TASK MATERIAL =
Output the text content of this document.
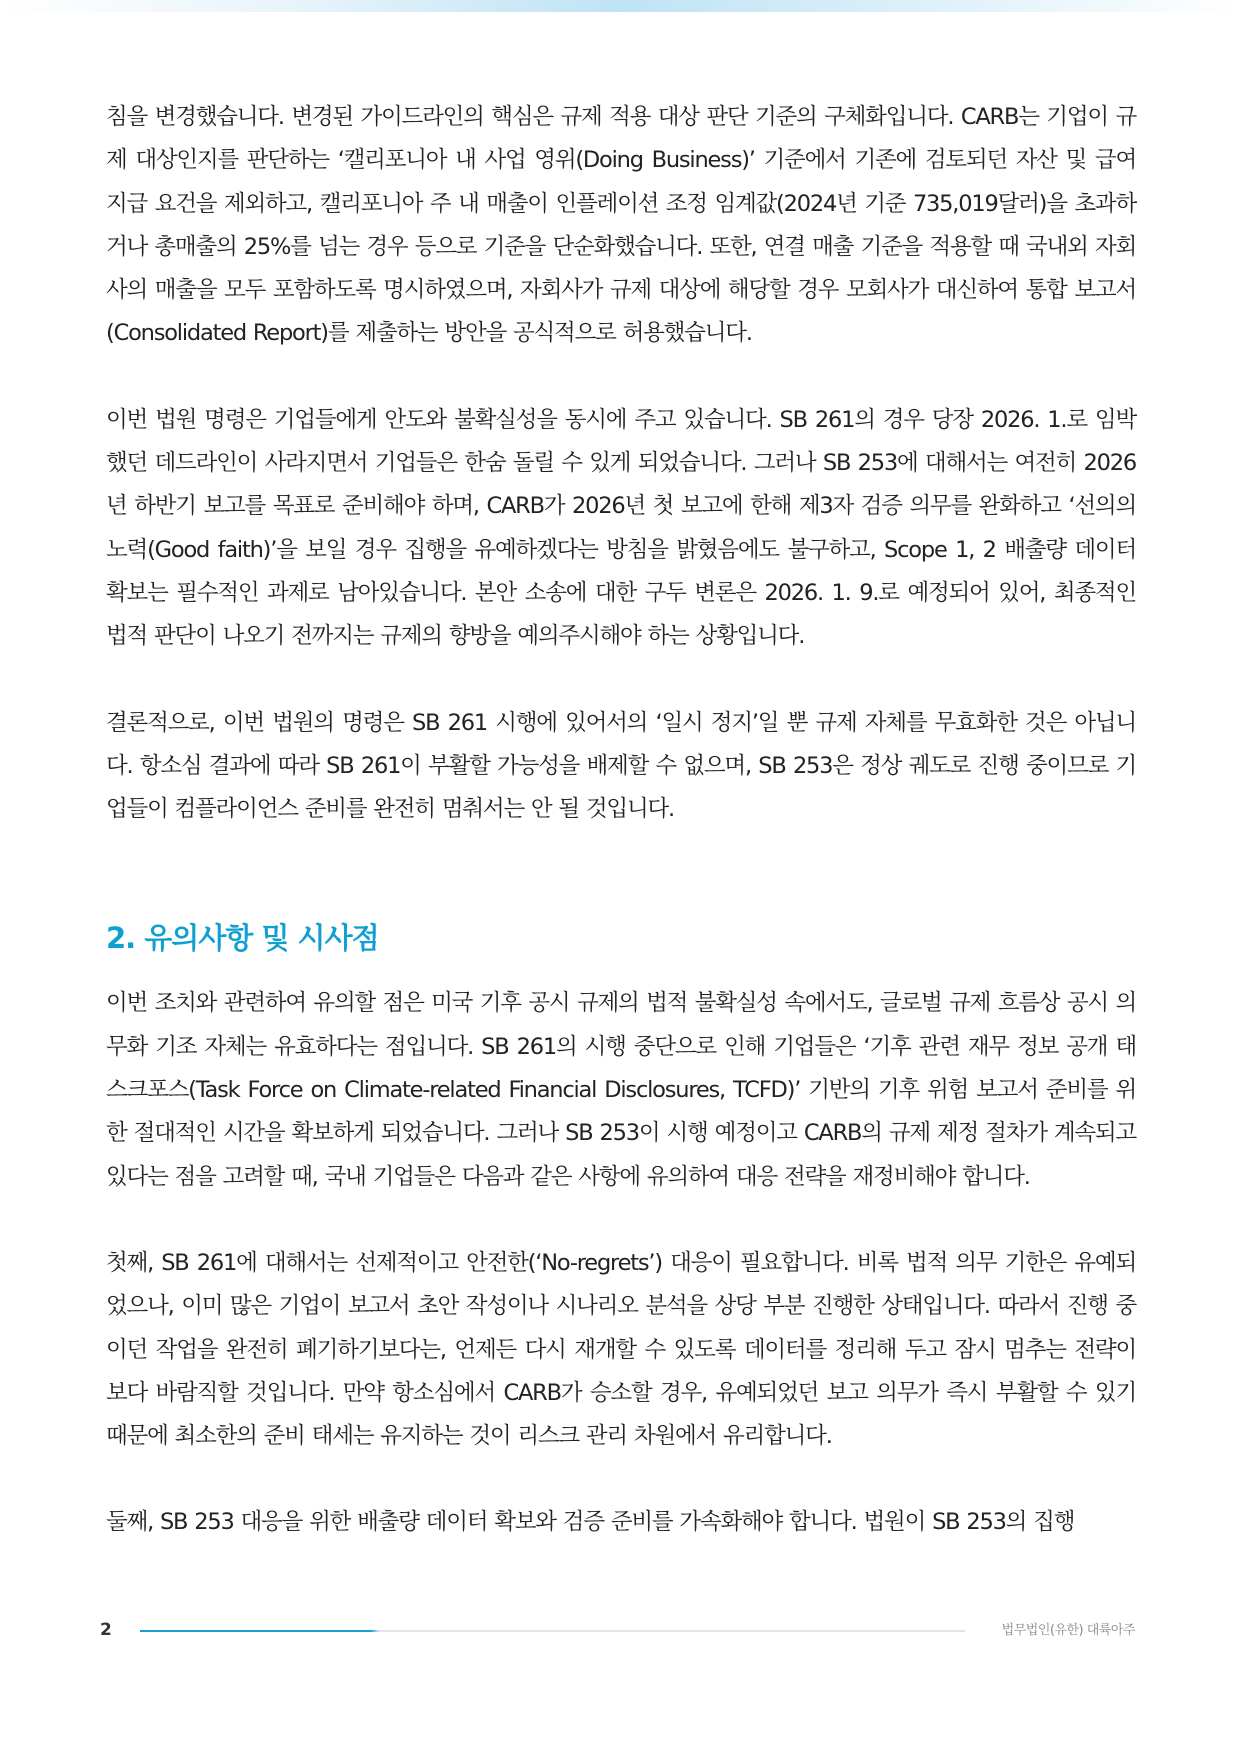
침을 변경했습니다. 변경된 가이드라인의 핵심은 규제 적용 대상 판단 기준의 구체화입니다. CARB는 기업이 규제 대상인지를 판단하는 ‘캘리포니아 내 사업 영위(Doing Business)’ 기준에서 기존에 검토되던 자산 및 급여 지급 요건을 제외하고, 캘리포니아 주 내 매출이 인플레이션 조정 임계값(2024년 기준 735,019달러)을 초과하거나 총매출의 25%를 넘는 경우 등으로 기준을 단순화했습니다. 또한, 연결 매출 기준을 적용할 때 국내외 자회사의 매출을 모두 포함하도록 명시하였으며, 자회사가 규제 대상에 해당할 경우 모회사가 대신하여 통합 보고서(Consolidated Report)를 제출하는 방안을 공식적으로 허용했습니다.

이번 법원 명령은 기업들에게 안도와 불확실성을 동시에 주고 있습니다. SB 261의 경우 당장 2026. 1.로 임박했던 데드라인이 사라지면서 기업들은 한숨 돌릴 수 있게 되었습니다. 그러나 SB 253에 대해서는 여전히 2026년 하반기 보고를 목표로 준비해야 하며, CARB가 2026년 첫 보고에 한해 제3자 검증 의무를 완화하고 ‘선의의 노력(Good faith)’을 보일 경우 집행을 유예하겠다는 방침을 밝혔음에도 불구하고, Scope 1, 2 배출량 데이터 확보는 필수적인 과제로 남아있습니다. 본안 소송에 대한 구두 변론은 2026. 1. 9.로 예정되어 있어, 최종적인 법적 판단이 나오기 전까지는 규제의 향방을 예의주시해야 하는 상황입니다.

결론적으로, 이번 법원의 명령은 SB 261 시행에 있어서의 ‘일시 정지’일 뿐 규제 자체를 무효화한 것은 아닙니다. 항소심 결과에 따라 SB 261이 부활할 가능성을 배제할 수 없으며, SB 253은 정상 궤도로 진행 중이므로 기업들이 컴플라이언스 준비를 완전히 멈춰서는 안 될 것입니다.

2. 유의사항 및 시사점

이번 조치와 관련하여 유의할 점은 미국 기후 공시 규제의 법적 불확실성 속에서도, 글로벌 규제 흐름상 공시 의무화 기조 자체는 유효하다는 점입니다. SB 261의 시행 중단으로 인해 기업들은 ‘기후 관련 재무 정보 공개 태스크포스(Task Force on Climate-related Financial Disclosures, TCFD)’ 기반의 기후 위험 보고서 준비를 위한 절대적인 시간을 확보하게 되었습니다. 그러나 SB 253이 시행 예정이고 CARB의 규제 제정 절차가 계속되고 있다는 점을 고려할 때, 국내 기업들은 다음과 같은 사항에 유의하여 대응 전략을 재정비해야 합니다.

첫째, SB 261에 대해서는 선제적이고 안전한(‘No-regrets’) 대응이 필요합니다. 비록 법적 의무 기한은 유예되었으나, 이미 많은 기업이 보고서 초안 작성이나 시나리오 분석을 상당 부분 진행한 상태입니다. 따라서 진행 중이던 작업을 완전히 폐기하기보다는, 언제든 다시 재개할 수 있도록 데이터를 정리해 두고 잠시 멈추는 전략이 보다 바람직할 것입니다. 만약 항소심에서 CARB가 승소할 경우, 유예되었던 보고 의무가 즉시 부활할 수 있기 때문에 최소한의 준비 태세는 유지하는 것이 리스크 관리 차원에서 유리합니다.

둘째, SB 253 대응을 위한 배출량 데이터 확보와 검증 준비를 가속화해야 합니다. 법원이 SB 253의 집행

2	법무법인(유한) 대륙아주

WHAT YOU HAVE TO DO =
Output, exactly, all the records above; include no pictures.

OUTPUT OF THE TASK =
Output the text content of this document.
침을 변경했습니다. 변경된 가이드라인의 핵심은 규제 적용 대상 판단 기준의 구체화입니다. CARB는 기업이 규제 대상인지를 판단하는 ‘캘리포니아 내 사업 영위(Doing Business)’ 기준에서 기존에 검토되던 자산 및 급여 지급 요건을 제외하고, 캘리포니아 주 내 매출이 인플레이션 조정 임계값(2024년 기준 735,019달러)을 초과하거나 총매출의 25%를 넘는 경우 등으로 기준을 단순화했습니다. 또한, 연결 매출 기준을 적용할 때 국내외 자회사의 매출을 모두 포함하도록 명시하였으며, 자회사가 규제 대상에 해당할 경우 모회사가 대신하여 통합 보고서(Consolidated Report)를 제출하는 방안을 공식적으로 허용했습니다.

이번 법원 명령은 기업들에게 안도와 불확실성을 동시에 주고 있습니다. SB 261의 경우 당장 2026. 1.로 임박했던 데드라인이 사라지면서 기업들은 한숨 돌릴 수 있게 되었습니다. 그러나 SB 253에 대해서는 여전히 2026년 하반기 보고를 목표로 준비해야 하며, CARB가 2026년 첫 보고에 한해 제3자 검증 의무를 완화하고 ‘선의의 노력(Good faith)’을 보일 경우 집행을 유예하겠다는 방침을 밝혔음에도 불구하고, Scope 1, 2 배출량 데이터 확보는 필수적인 과제로 남아있습니다. 본안 소송에 대한 구두 변론은 2026. 1. 9.로 예정되어 있어, 최종적인 법적 판단이 나오기 전까지는 규제의 향방을 예의주시해야 하는 상황입니다.

결론적으로, 이번 법원의 명령은 SB 261 시행에 있어서의 ‘일시 정지’일 뿐 규제 자체를 무효화한 것은 아닙니다. 항소심 결과에 따라 SB 261이 부활할 가능성을 배제할 수 없으며, SB 253은 정상 궤도로 진행 중이므로 기업들이 컴플라이언스 준비를 완전히 멈춰서는 안 될 것입니다.

2. 유의사항 및 시사점

이번 조치와 관련하여 유의할 점은 미국 기후 공시 규제의 법적 불확실성 속에서도, 글로벌 규제 흐름상 공시 의무화 기조 자체는 유효하다는 점입니다. SB 261의 시행 중단으로 인해 기업들은 ‘기후 관련 재무 정보 공개 태스크포스(Task Force on Climate-related Financial Disclosures, TCFD)’ 기반의 기후 위험 보고서 준비를 위한 절대적인 시간을 확보하게 되었습니다. 그러나 SB 253이 시행 예정이고 CARB의 규제 제정 절차가 계속되고 있다는 점을 고려할 때, 국내 기업들은 다음과 같은 사항에 유의하여 대응 전략을 재정비해야 합니다.

첫째, SB 261에 대해서는 선제적이고 안전한(‘No-regrets’) 대응이 필요합니다. 비록 법적 의무 기한은 유예되었으나, 이미 많은 기업이 보고서 초안 작성이나 시나리오 분석을 상당 부분 진행한 상태입니다. 따라서 진행 중이던 작업을 완전히 폐기하기보다는, 언제든 다시 재개할 수 있도록 데이터를 정리해 두고 잠시 멈추는 전략이 보다 바람직할 것입니다. 만약 항소심에서 CARB가 승소할 경우, 유예되었던 보고 의무가 즉시 부활할 수 있기 때문에 최소한의 준비 태세는 유지하는 것이 리스크 관리 차원에서 유리합니다.

둘째, SB 253 대응을 위한 배출량 데이터 확보와 검증 준비를 가속화해야 합니다. 법원이 SB 253의 집행

2	법무법인(유한) 대륙아주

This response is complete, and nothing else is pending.